>> Begin Entries shown
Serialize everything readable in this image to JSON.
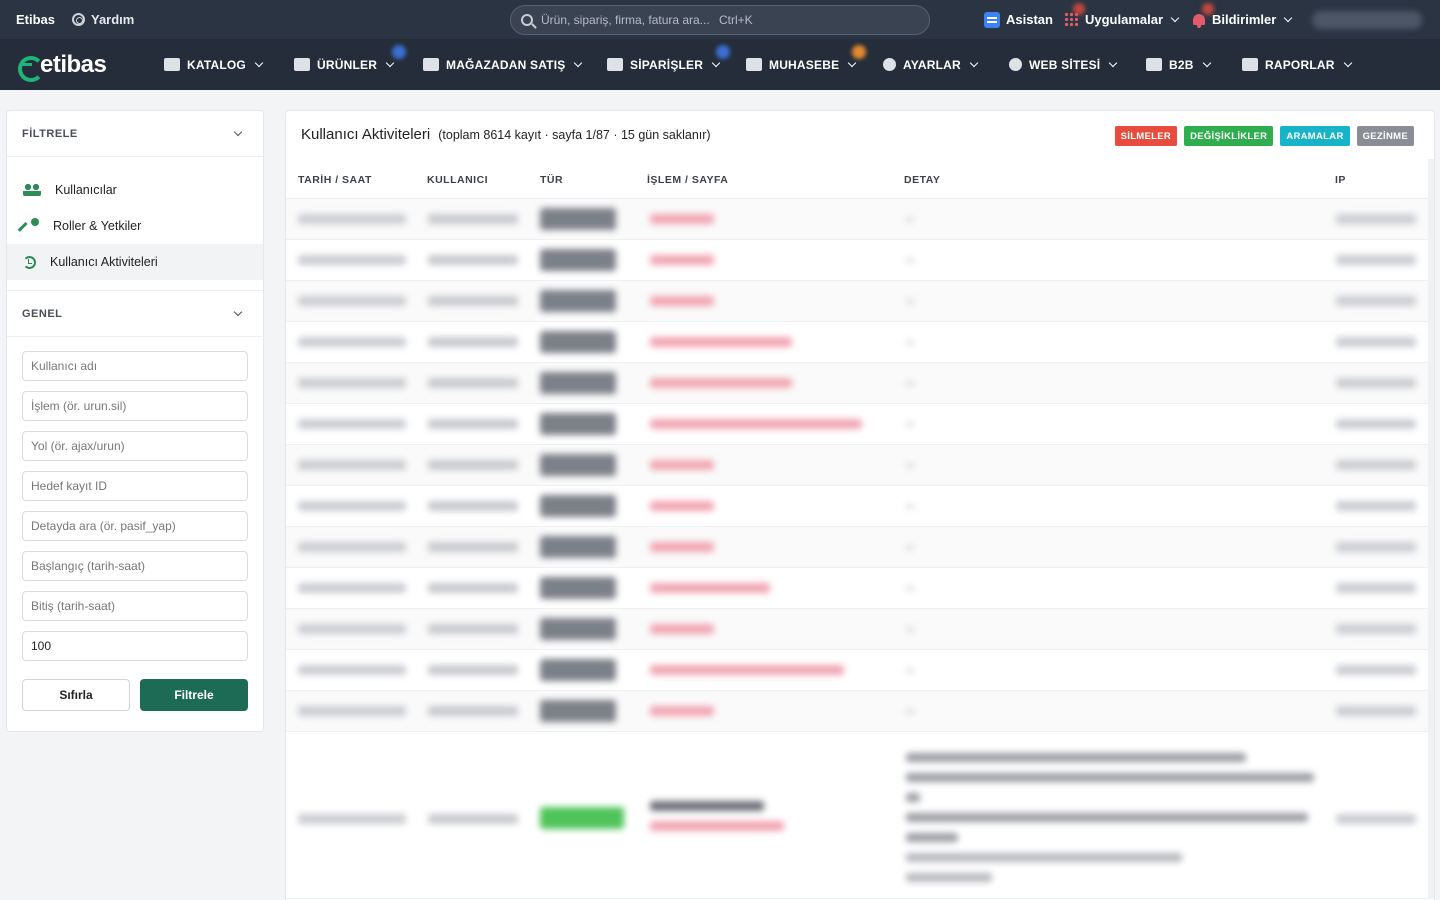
{
  "topbar": {
    "brand": "Etibas",
    "help": "Yardım",
    "search_placeholder": "Ürün, sipariş, firma, fatura ara...",
    "search_shortcut": "Ctrl+K",
    "assistant": "Asistan",
    "apps": "Uygulamalar",
    "notifications": "Bildirimler",
    "accent": "#2b3443"
  },
  "nav": {
    "logo": "etibas",
    "items": [
      {
        "label": "KATALOG",
        "icon": "books-icon"
      },
      {
        "label": "ÜRÜNLER",
        "icon": "tag-icon"
      },
      {
        "label": "MAĞAZADAN SATIŞ",
        "icon": "store-icon"
      },
      {
        "label": "SİPARİŞLER",
        "icon": "cart-icon"
      },
      {
        "label": "MUHASEBE",
        "icon": "calculator-icon"
      },
      {
        "label": "AYARLAR",
        "icon": "gear-icon"
      },
      {
        "label": "WEB SİTESİ",
        "icon": "globe-icon"
      },
      {
        "label": "B2B",
        "icon": "shop-icon"
      },
      {
        "label": "RAPORLAR",
        "icon": "report-icon"
      }
    ]
  },
  "sidebar": {
    "filter_title": "FİLTRELE",
    "menu": [
      {
        "label": "Kullanıcılar",
        "icon": "users-icon"
      },
      {
        "label": "Roller & Yetkiler",
        "icon": "key-icon"
      },
      {
        "label": "Kullanıcı Aktiviteleri",
        "icon": "history-icon"
      }
    ],
    "general_title": "GENEL",
    "fields": {
      "username": "Kullanıcı adı",
      "action": "İşlem (ör. urun.sil)",
      "path": "Yol (ör. ajax/urun)",
      "target_id": "Hedef kayıt ID",
      "detail": "Detayda ara (ör. pasif_yap)",
      "start": "Başlangıç (tarih-saat)",
      "end": "Bitiş (tarih-saat)",
      "limit_value": "100"
    },
    "reset_label": "Sıfırla",
    "filter_label": "Filtrele"
  },
  "main": {
    "title": "Kullanıcı Aktiviteleri",
    "subtitle": "(toplam 8614 kayıt · sayfa 1/87 · 15 gün saklanır)",
    "tags": [
      {
        "label": "SİLMELER",
        "color": "#e74c3c"
      },
      {
        "label": "DEĞİŞİKLİKLER",
        "color": "#2eae4f"
      },
      {
        "label": "ARAMALAR",
        "color": "#17b3c9"
      },
      {
        "label": "GEZİNME",
        "color": "#8a8d93"
      }
    ],
    "columns": {
      "date": "TARİH / SAAT",
      "user": "KULLANICI",
      "type": "TÜR",
      "op": "İŞLEM / SAYFA",
      "detail": "DETAY",
      "ip": "IP"
    }
  }
}
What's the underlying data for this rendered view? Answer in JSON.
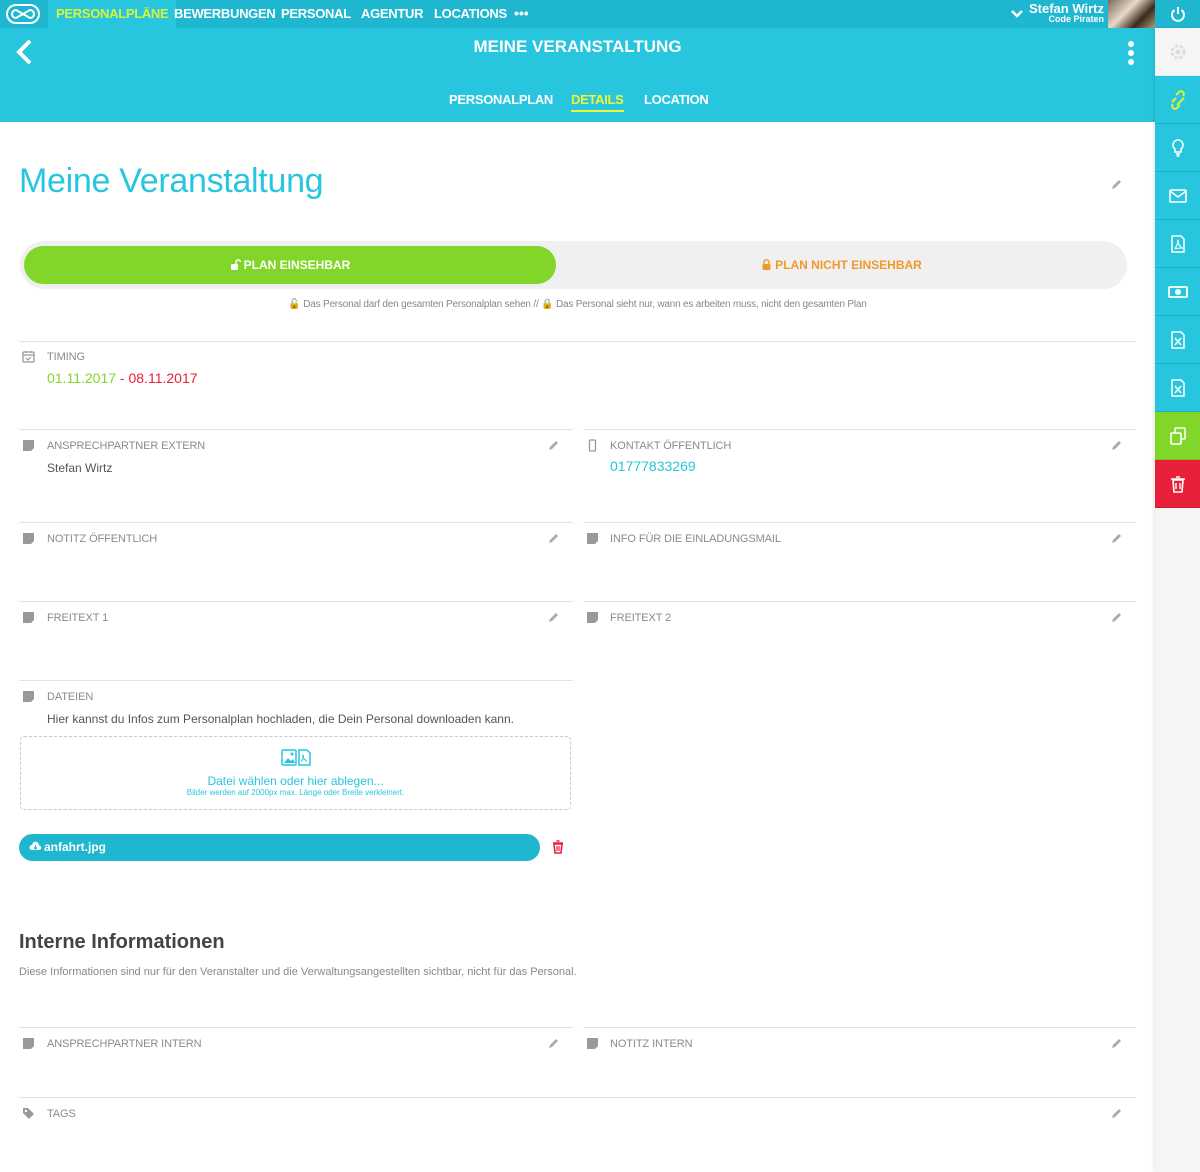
{
  "topnav": {
    "items": [
      "PERSONALPLÄNE",
      "BEWERBUNGEN",
      "PERSONAL",
      "AGENTUR",
      "LOCATIONS"
    ],
    "more": "•••",
    "user_name": "Stefan Wirtz",
    "user_company": "Code Piraten"
  },
  "header": {
    "title": "MEINE VERANSTALTUNG",
    "tabs": [
      "PERSONALPLAN",
      "DETAILS",
      "LOCATION"
    ],
    "active_tab": "DETAILS"
  },
  "event": {
    "title": "Meine Veranstaltung",
    "toggle_on": "PLAN EINSEHBAR",
    "toggle_off": "PLAN NICHT EINSEHBAR",
    "hint_visible": "Das Personal darf den gesamten Personalplan sehen //",
    "hint_hidden": "Das Personal sieht nur, wann es arbeiten muss, nicht den gesamten Plan"
  },
  "timing": {
    "label": "TIMING",
    "start": "01.11.2017",
    "separator": " - ",
    "end": "08.11.2017"
  },
  "fields": {
    "contact_external_label": "ANSPRECHPARTNER EXTERN",
    "contact_external_value": "Stefan Wirtz",
    "contact_public_label": "KONTAKT ÖFFENTLICH",
    "contact_public_value": "01777833269",
    "note_public_label": "NOTITZ ÖFFENTLICH",
    "invite_info_label": "INFO FÜR DIE EINLADUNGSMAIL",
    "freetext1_label": "FREITEXT 1",
    "freetext2_label": "FREITEXT 2"
  },
  "files": {
    "label": "DATEIEN",
    "description": "Hier kannst du Infos zum Personalplan hochladen, die Dein Personal downloaden kann.",
    "upload_main": "Datei wählen oder hier ablegen...",
    "upload_sub": "Bilder werden auf 2000px max. Länge oder Breite verkleinert.",
    "file_name": "anfahrt.jpg"
  },
  "internal": {
    "title": "Interne Informationen",
    "description": "Diese Informationen sind nur für den Veranstalter und die Verwaltungsangestellten sichtbar, nicht für das Personal.",
    "contact_internal_label": "ANSPRECHPARTNER INTERN",
    "note_internal_label": "NOTITZ INTERN",
    "tags_label": "TAGS"
  },
  "sidebar": {
    "icons": [
      "gear-icon",
      "link-icon",
      "lightbulb-icon",
      "mail-icon",
      "pdf-icon",
      "money-icon",
      "excel-icon",
      "excel-icon",
      "copy-icon",
      "trash-icon"
    ],
    "colors": {
      "default": "#27c6de",
      "copy": "#82d62a",
      "delete": "#e8203a"
    }
  },
  "colors": {
    "accent": "#27c6de",
    "green": "#82d62a",
    "orange": "#f19a2c",
    "red": "#e8203a"
  }
}
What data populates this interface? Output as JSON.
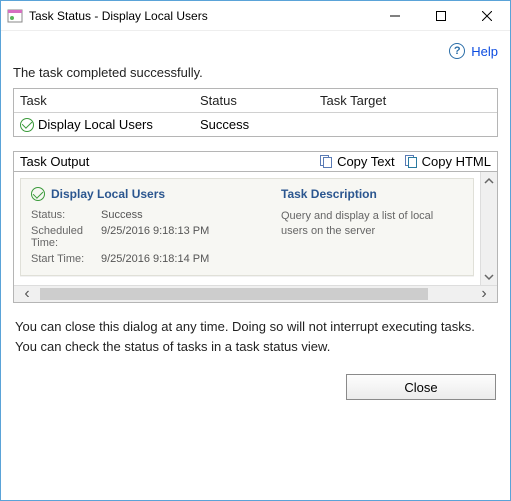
>> End Entries shown
What needs to be done: Reproduce the records above exactly, leaving out every picture they contain.

In response:
Serialize everything readable in this image to JSON.
{
  "topbar": {
    "brand": "Etibas",
    "help": "Yardım",
    "search_placeholder": "Ürün, sipariş, firma, fatura ara...",
    "search_shortcut": "Ctrl+K",
    "assistant": "Asistan",
    "apps": "Uygulamalar",
    "notifications": "Bildirimler",
    "accent": "#2b3443"
  },
  "nav": {
    "logo": "etibas",
    "items": [
      {
        "label": "KATALOG",
        "icon": "books-icon"
      },
      {
        "label": "ÜRÜNLER",
        "icon": "tag-icon"
      },
      {
        "label": "MAĞAZADAN SATIŞ",
        "icon": "store-icon"
      },
      {
        "label": "SİPARİŞLER",
        "icon": "cart-icon"
      },
      {
        "label": "MUHASEBE",
        "icon": "calculator-icon"
      },
      {
        "label": "AYARLAR",
        "icon": "gear-icon"
      },
      {
        "label": "WEB SİTESİ",
        "icon": "globe-icon"
      },
      {
        "label": "B2B",
        "icon": "shop-icon"
      },
      {
        "label": "RAPORLAR",
        "icon": "report-icon"
      }
    ]
  },
  "sidebar": {
    "filter_title": "FİLTRELE",
    "menu": [
      {
        "label": "Kullanıcılar",
        "icon": "users-icon"
      },
      {
        "label": "Roller & Yetkiler",
        "icon": "key-icon"
      },
      {
        "label": "Kullanıcı Aktiviteleri",
        "icon": "history-icon"
      }
    ],
    "general_title": "GENEL",
    "fields": {
      "username": "Kullanıcı adı",
      "action": "İşlem (ör. urun.sil)",
      "path": "Yol (ör. ajax/urun)",
      "target_id": "Hedef kayıt ID",
      "detail": "Detayda ara (ör. pasif_yap)",
      "start": "Başlangıç (tarih-saat)",
      "end": "Bitiş (tarih-saat)",
      "limit_value": "100"
    },
    "reset_label": "Sıfırla",
    "filter_label": "Filtrele"
  },
  "main": {
    "title": "Kullanıcı Aktiviteleri",
    "subtitle": "(toplam 8614 kayıt · sayfa 1/87 · 15 gün saklanır)",
    "tags": [
      {
        "label": "SİLMELER",
        "color": "#e74c3c"
      },
      {
        "label": "DEĞİŞİKLİKLER",
        "color": "#2eae4f"
      },
      {
        "label": "ARAMALAR",
        "color": "#17b3c9"
      },
      {
        "label": "GEZİNME",
        "color": "#8a8d93"
      }
    ],
    "columns": {
      "date": "TARİH / SAAT",
      "user": "KULLANICI",
      "type": "TÜR",
      "op": "İŞLEM / SAYFA",
      "detail": "DETAY",
      "ip": "IP"
    }
  }
}
What's the underlying data for this rendered view? Answer in JSON.
{
  "topnav": {
    "items": [
      "PERSONALPLÄNE",
      "BEWERBUNGEN",
      "PERSONAL",
      "AGENTUR",
      "LOCATIONS"
    ],
    "more": "•••",
    "user_name": "Stefan Wirtz",
    "user_company": "Code Piraten"
  },
  "header": {
    "title": "MEINE VERANSTALTUNG",
    "tabs": [
      "PERSONALPLAN",
      "DETAILS",
      "LOCATION"
    ],
    "active_tab": "DETAILS"
  },
  "event": {
    "title": "Meine Veranstaltung",
    "toggle_on": "PLAN EINSEHBAR",
    "toggle_off": "PLAN NICHT EINSEHBAR",
    "hint_visible": "Das Personal darf den gesamten Personalplan sehen //",
    "hint_hidden": "Das Personal sieht nur, wann es arbeiten muss, nicht den gesamten Plan"
  },
  "timing": {
    "label": "TIMING",
    "start": "01.11.2017",
    "separator": " - ",
    "end": "08.11.2017"
  },
  "fields": {
    "contact_external_label": "ANSPRECHPARTNER EXTERN",
    "contact_external_value": "Stefan Wirtz",
    "contact_public_label": "KONTAKT ÖFFENTLICH",
    "contact_public_value": "01777833269",
    "note_public_label": "NOTITZ ÖFFENTLICH",
    "invite_info_label": "INFO FÜR DIE EINLADUNGSMAIL",
    "freetext1_label": "FREITEXT 1",
    "freetext2_label": "FREITEXT 2"
  },
  "files": {
    "label": "DATEIEN",
    "description": "Hier kannst du Infos zum Personalplan hochladen, die Dein Personal downloaden kann.",
    "upload_main": "Datei wählen oder hier ablegen...",
    "upload_sub": "Bilder werden auf 2000px max. Länge oder Breite verkleinert.",
    "file_name": "anfahrt.jpg"
  },
  "internal": {
    "title": "Interne Informationen",
    "description": "Diese Informationen sind nur für den Veranstalter und die Verwaltungsangestellten sichtbar, nicht für das Personal.",
    "contact_internal_label": "ANSPRECHPARTNER INTERN",
    "note_internal_label": "NOTITZ INTERN",
    "tags_label": "TAGS"
  },
  "sidebar": {
    "icons": [
      "gear-icon",
      "link-icon",
      "lightbulb-icon",
      "mail-icon",
      "pdf-icon",
      "money-icon",
      "excel-icon",
      "excel-icon",
      "copy-icon",
      "trash-icon"
    ],
    "colors": {
      "default": "#27c6de",
      "copy": "#82d62a",
      "delete": "#e8203a"
    }
  },
  "colors": {
    "accent": "#27c6de",
    "green": "#82d62a",
    "orange": "#f19a2c",
    "red": "#e8203a"
  }
}
What data populates this interface? Output as JSON.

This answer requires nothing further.